Task details: Send back the entries below exactly as they appear.
+---+
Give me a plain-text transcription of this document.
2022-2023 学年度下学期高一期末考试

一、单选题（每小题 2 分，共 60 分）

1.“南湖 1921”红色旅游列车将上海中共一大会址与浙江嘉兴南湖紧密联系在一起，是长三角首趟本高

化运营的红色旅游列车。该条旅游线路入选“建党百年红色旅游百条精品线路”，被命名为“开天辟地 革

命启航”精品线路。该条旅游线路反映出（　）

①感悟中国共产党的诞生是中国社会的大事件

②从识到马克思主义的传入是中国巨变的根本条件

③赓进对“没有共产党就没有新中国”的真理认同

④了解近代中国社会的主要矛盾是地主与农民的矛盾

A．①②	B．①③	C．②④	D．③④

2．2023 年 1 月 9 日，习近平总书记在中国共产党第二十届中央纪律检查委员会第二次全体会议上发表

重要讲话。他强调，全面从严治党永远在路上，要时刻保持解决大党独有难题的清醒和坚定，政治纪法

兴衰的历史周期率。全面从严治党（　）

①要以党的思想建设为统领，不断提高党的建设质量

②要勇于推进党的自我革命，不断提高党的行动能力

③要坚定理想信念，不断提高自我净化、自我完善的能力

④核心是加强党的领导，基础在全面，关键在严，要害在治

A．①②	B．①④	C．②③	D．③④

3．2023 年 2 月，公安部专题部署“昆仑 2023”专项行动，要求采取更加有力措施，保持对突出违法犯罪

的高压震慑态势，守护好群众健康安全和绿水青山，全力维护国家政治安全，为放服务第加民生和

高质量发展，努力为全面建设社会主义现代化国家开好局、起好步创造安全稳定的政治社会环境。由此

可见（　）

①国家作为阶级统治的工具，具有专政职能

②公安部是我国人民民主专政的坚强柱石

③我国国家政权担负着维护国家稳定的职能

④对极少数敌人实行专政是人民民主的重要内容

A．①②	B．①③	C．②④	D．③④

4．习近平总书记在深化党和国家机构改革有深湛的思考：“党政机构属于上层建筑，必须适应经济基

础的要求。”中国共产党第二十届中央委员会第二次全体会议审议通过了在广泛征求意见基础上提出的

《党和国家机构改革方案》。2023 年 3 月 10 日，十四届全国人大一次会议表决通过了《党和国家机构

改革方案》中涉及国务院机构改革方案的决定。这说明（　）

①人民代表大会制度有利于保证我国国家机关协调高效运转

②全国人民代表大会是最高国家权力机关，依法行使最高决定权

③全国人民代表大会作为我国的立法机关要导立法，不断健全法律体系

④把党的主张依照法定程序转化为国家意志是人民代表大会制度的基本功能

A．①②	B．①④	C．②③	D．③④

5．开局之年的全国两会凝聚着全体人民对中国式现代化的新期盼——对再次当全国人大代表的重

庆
+---+
The response:
Give me a plain-text transcription of this document.
2022-2023 学年度下学期高一期末考试

一、单选题（每小题 2 分，共 60 分）

1.“南湖 1921”红色旅游列车将上海中共一大会址与浙江嘉兴南湖紧密联系在一起，是长三角首趟本高

化运营的红色旅游列车。该条旅游线路入选“建党百年红色旅游百条精品线路”，被命名为“开天辟地 革

命启航”精品线路。该条旅游线路反映出（　）

①感悟中国共产党的诞生是中国社会的大事件

②从识到马克思主义的传入是中国巨变的根本条件

③赓进对“没有共产党就没有新中国”的真理认同

④了解近代中国社会的主要矛盾是地主与农民的矛盾

A．①②	B．①③	C．②④	D．③④

2．2023 年 1 月 9 日，习近平总书记在中国共产党第二十届中央纪律检查委员会第二次全体会议上发表

重要讲话。他强调，全面从严治党永远在路上，要时刻保持解决大党独有难题的清醒和坚定，政治纪法

兴衰的历史周期率。全面从严治党（　）

①要以党的思想建设为统领，不断提高党的建设质量

②要勇于推进党的自我革命，不断提高党的行动能力

③要坚定理想信念，不断提高自我净化、自我完善的能力

④核心是加强党的领导，基础在全面，关键在严，要害在治

A．①②	B．①④	C．②③	D．③④

3．2023 年 2 月，公安部专题部署“昆仑 2023”专项行动，要求采取更加有力措施，保持对突出违法犯罪

的高压震慑态势，守护好群众健康安全和绿水青山，全力维护国家政治安全，为放服务第加民生和

高质量发展，努力为全面建设社会主义现代化国家开好局、起好步创造安全稳定的政治社会环境。由此

可见（　）

①国家作为阶级统治的工具，具有专政职能

②公安部是我国人民民主专政的坚强柱石

③我国国家政权担负着维护国家稳定的职能

④对极少数敌人实行专政是人民民主的重要内容

A．①②	B．①③	C．②④	D．③④

4．习近平总书记在深化党和国家机构改革有深湛的思考：“党政机构属于上层建筑，必须适应经济基

础的要求。”中国共产党第二十届中央委员会第二次全体会议审议通过了在广泛征求意见基础上提出的

《党和国家机构改革方案》。2023 年 3 月 10 日，十四届全国人大一次会议表决通过了《党和国家机构

改革方案》中涉及国务院机构改革方案的决定。这说明（　）

①人民代表大会制度有利于保证我国国家机关协调高效运转

②全国人民代表大会是最高国家权力机关，依法行使最高决定权

③全国人民代表大会作为我国的立法机关要导立法，不断健全法律体系

④把党的主张依照法定程序转化为国家意志是人民代表大会制度的基本功能

A．①②	B．①④	C．②③	D．③④

5．开局之年的全国两会凝聚着全体人民对中国式现代化的新期盼——对再次当全国人大代表的重

庆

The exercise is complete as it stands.